Records excerpted from a collection:
* * *
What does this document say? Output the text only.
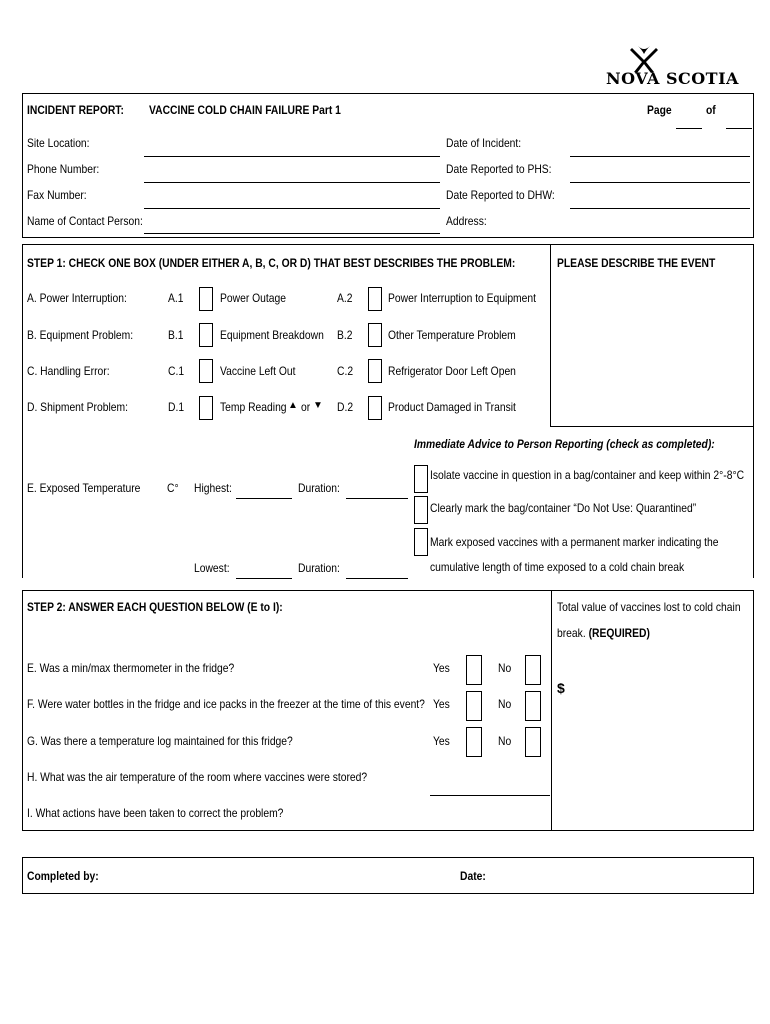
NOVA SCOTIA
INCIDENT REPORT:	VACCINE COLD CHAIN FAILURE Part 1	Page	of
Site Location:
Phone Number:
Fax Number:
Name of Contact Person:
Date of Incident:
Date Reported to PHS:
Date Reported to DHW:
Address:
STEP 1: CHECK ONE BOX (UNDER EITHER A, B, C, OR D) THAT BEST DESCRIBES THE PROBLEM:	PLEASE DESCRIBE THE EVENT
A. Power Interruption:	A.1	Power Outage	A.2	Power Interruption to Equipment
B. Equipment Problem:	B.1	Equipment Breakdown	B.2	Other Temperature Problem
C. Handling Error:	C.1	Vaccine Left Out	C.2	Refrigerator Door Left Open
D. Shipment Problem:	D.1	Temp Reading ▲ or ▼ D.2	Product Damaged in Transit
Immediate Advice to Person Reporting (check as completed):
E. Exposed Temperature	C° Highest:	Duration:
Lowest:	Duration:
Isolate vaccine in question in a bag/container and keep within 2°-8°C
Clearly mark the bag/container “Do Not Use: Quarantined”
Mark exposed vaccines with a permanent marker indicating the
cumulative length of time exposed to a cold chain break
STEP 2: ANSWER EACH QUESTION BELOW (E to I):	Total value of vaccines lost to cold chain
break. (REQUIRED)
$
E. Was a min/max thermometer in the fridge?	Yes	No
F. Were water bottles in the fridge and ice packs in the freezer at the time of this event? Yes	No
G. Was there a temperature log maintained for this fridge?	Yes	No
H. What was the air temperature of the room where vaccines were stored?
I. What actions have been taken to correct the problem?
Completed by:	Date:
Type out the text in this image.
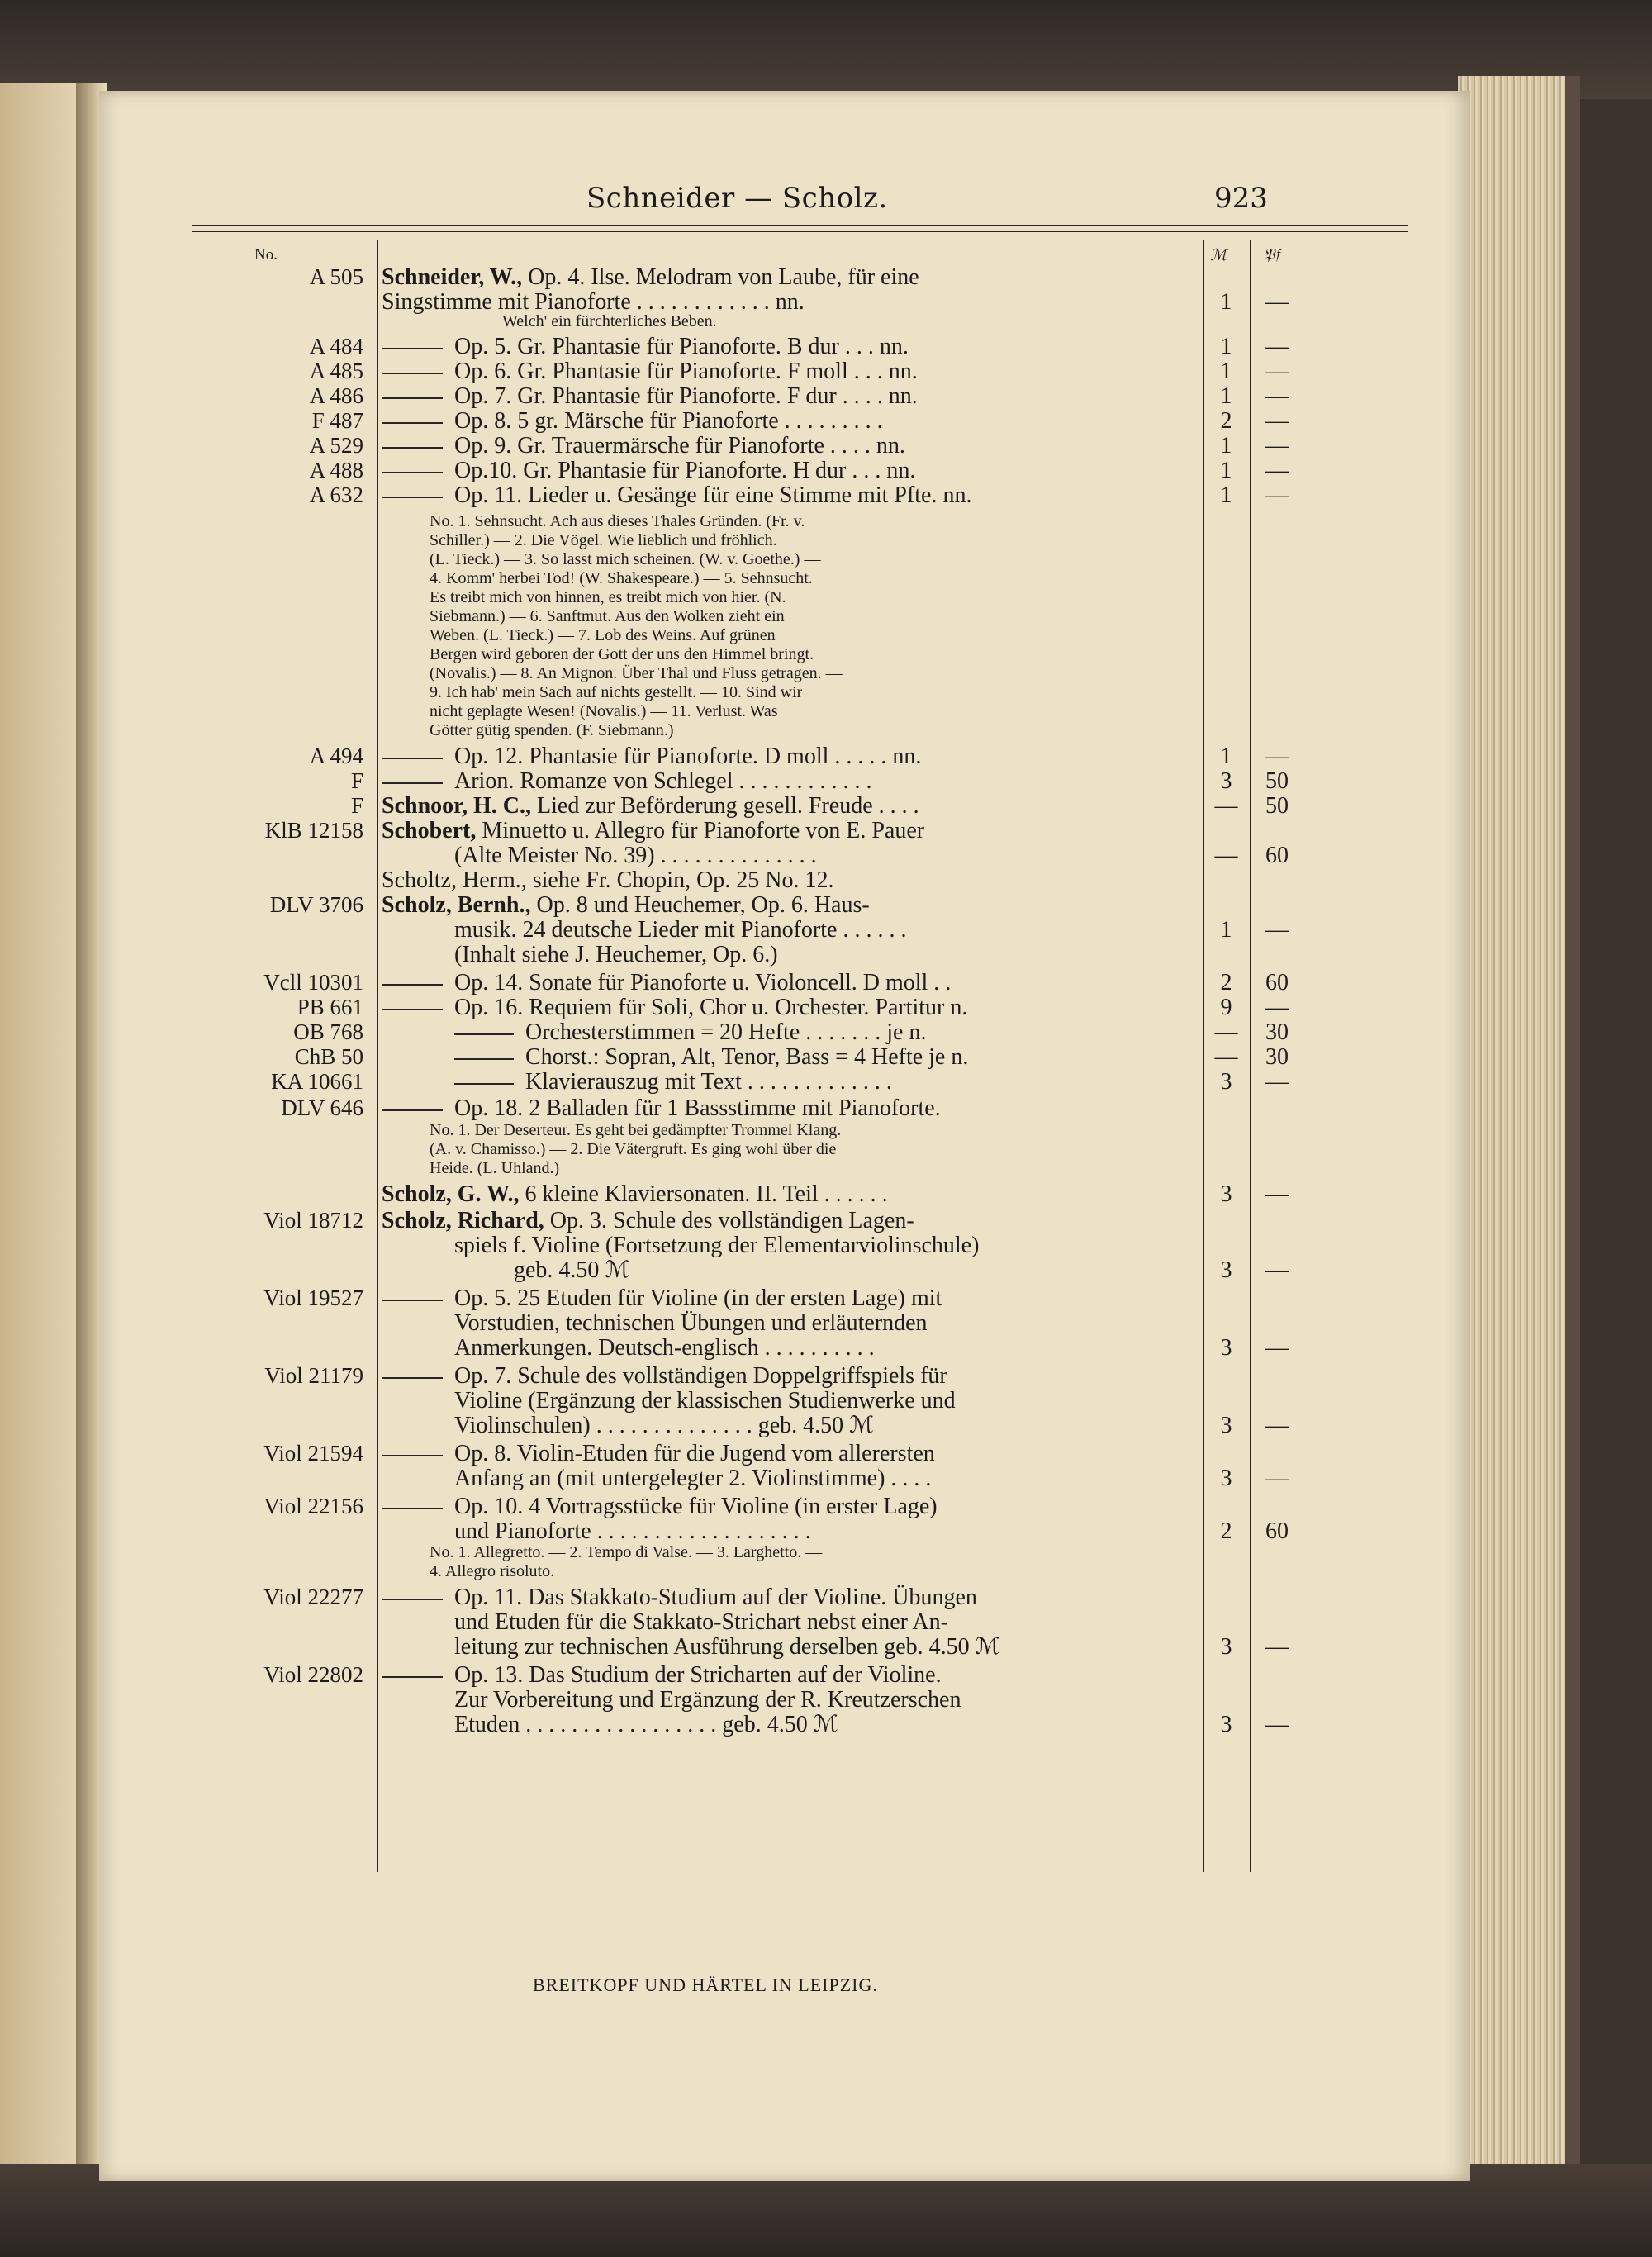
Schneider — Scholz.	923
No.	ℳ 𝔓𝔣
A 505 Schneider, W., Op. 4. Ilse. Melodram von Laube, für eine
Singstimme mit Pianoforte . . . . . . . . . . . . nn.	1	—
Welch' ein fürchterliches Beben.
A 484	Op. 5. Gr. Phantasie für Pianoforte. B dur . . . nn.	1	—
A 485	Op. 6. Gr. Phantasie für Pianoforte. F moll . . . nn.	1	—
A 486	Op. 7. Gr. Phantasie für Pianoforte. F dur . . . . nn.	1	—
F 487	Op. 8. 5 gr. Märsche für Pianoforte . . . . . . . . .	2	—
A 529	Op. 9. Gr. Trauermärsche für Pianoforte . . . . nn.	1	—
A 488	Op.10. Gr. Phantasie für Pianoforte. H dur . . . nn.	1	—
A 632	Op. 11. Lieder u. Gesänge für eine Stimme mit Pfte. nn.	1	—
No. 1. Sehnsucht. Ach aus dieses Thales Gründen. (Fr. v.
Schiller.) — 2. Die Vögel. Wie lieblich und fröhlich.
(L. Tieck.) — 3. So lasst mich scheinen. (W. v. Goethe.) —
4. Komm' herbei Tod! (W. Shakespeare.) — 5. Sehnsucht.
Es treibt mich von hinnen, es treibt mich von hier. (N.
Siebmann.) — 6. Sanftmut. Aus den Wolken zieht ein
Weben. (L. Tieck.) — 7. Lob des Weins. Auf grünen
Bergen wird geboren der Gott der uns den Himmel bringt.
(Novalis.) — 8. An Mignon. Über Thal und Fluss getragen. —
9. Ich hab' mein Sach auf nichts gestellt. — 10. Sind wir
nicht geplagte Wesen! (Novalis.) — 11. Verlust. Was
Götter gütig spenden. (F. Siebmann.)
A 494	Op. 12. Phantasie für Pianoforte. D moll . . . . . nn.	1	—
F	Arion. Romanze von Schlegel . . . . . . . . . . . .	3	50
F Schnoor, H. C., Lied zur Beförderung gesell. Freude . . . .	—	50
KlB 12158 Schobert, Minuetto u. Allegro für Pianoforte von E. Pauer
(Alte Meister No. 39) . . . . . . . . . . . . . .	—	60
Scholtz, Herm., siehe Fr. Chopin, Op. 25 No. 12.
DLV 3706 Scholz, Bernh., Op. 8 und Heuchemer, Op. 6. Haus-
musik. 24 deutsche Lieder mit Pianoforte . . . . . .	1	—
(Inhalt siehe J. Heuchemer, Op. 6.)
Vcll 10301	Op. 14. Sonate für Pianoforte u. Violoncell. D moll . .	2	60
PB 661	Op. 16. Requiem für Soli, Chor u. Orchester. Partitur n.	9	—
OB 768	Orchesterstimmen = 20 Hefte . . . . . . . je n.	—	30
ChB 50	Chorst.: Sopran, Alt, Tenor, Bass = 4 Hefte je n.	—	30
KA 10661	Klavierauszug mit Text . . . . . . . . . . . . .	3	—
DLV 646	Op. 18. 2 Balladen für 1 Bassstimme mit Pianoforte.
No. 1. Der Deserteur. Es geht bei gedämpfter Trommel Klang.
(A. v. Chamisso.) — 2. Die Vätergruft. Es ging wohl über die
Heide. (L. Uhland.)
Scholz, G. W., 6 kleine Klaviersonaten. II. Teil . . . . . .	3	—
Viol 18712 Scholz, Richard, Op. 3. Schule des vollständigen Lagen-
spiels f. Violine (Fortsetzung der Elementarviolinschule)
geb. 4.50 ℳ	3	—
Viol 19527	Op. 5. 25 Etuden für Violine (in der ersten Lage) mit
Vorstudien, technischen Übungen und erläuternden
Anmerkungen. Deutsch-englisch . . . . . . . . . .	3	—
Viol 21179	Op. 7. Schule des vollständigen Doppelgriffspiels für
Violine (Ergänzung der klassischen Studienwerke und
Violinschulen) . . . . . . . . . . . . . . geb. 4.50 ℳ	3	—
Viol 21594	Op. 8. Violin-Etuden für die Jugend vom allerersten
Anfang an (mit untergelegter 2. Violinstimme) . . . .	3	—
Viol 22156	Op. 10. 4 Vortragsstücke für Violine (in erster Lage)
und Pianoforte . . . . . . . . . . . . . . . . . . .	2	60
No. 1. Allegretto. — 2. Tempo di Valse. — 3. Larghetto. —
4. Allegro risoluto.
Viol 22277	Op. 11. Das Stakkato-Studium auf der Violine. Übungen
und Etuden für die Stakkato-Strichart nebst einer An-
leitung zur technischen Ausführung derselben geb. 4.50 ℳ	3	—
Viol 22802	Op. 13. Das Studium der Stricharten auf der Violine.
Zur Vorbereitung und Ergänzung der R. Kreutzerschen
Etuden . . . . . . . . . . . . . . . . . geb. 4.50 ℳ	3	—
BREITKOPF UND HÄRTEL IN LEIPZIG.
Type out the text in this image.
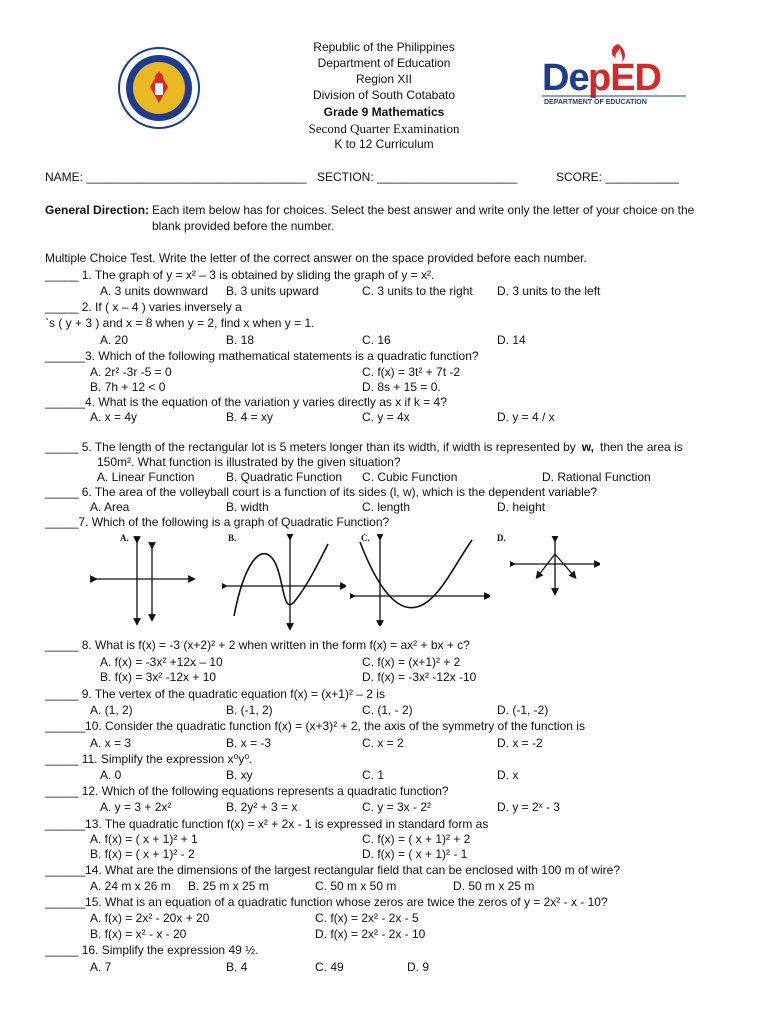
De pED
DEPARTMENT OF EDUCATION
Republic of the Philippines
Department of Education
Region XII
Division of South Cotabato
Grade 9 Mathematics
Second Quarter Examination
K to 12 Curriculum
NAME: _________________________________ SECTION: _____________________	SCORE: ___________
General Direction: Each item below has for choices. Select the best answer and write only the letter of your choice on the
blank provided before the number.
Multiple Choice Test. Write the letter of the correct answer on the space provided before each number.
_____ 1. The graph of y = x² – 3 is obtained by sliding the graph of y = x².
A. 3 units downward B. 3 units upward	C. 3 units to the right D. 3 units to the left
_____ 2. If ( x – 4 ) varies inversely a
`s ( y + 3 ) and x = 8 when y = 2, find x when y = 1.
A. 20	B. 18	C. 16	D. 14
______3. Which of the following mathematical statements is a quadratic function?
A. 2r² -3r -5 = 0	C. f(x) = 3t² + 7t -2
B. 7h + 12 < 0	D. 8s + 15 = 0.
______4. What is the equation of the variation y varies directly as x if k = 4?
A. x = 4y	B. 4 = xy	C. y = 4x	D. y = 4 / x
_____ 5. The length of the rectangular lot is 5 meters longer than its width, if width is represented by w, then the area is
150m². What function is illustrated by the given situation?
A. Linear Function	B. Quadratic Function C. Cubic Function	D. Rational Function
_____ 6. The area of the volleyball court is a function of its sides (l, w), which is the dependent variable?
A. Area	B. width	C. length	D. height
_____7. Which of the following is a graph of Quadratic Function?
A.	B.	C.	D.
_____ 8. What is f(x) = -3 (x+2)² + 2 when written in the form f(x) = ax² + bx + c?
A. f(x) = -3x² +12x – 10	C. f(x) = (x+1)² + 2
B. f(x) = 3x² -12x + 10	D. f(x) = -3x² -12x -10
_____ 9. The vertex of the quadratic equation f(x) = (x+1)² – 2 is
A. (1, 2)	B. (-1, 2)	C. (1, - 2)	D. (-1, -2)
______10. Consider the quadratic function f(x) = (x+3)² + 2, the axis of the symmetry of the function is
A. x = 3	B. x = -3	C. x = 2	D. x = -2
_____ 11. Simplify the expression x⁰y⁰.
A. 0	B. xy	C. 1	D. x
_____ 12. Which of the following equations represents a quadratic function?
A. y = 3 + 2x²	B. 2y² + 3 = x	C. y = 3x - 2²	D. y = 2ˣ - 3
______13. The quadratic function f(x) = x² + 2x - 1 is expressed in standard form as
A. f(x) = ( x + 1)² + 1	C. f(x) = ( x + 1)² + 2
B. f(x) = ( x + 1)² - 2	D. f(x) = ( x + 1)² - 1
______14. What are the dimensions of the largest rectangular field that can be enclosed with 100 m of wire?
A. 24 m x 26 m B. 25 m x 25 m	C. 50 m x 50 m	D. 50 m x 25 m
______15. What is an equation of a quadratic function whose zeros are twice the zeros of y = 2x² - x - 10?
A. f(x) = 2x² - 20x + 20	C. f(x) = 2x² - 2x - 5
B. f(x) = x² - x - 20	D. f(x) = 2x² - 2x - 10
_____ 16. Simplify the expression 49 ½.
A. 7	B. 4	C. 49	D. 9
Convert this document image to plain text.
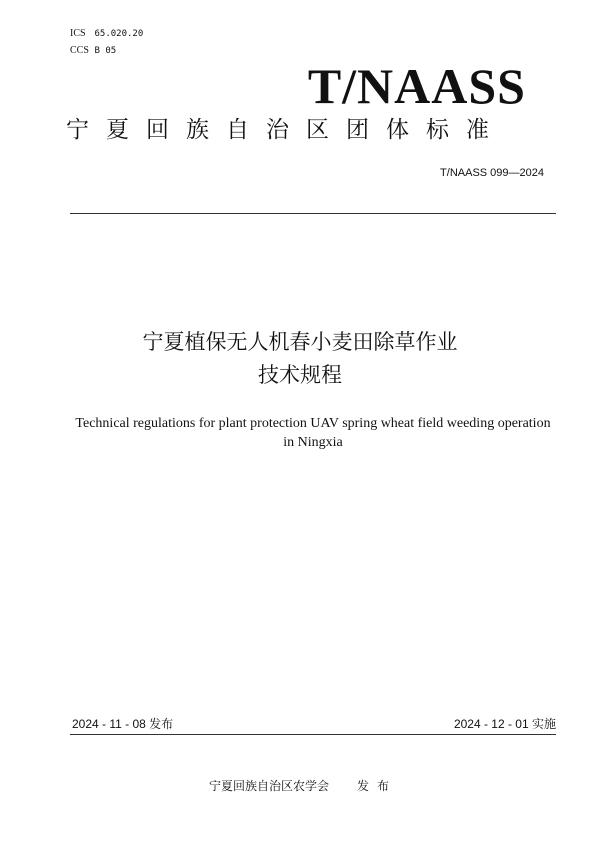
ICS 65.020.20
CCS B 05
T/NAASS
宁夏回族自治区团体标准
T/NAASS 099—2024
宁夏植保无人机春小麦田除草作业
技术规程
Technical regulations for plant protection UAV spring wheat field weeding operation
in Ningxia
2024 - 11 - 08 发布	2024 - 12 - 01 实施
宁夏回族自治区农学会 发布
* * *
● **Task to complete**:
Starting at the line that contains "Convert this document image to plain text.", restate each line verbatim through the final line of the listing, skipping all pictures.

● **Completed task**:
Convert this document image to plain text.
ICS 65.020.20
CCS B 05
T/NAASS
宁夏回族自治区团体标准
T/NAASS 099—2024
宁夏植保无人机春小麦田除草作业
技术规程
Technical regulations for plant protection UAV spring wheat field weeding operation
in Ningxia
2024 - 11 - 08 发布	2024 - 12 - 01 实施
宁夏回族自治区农学会 发布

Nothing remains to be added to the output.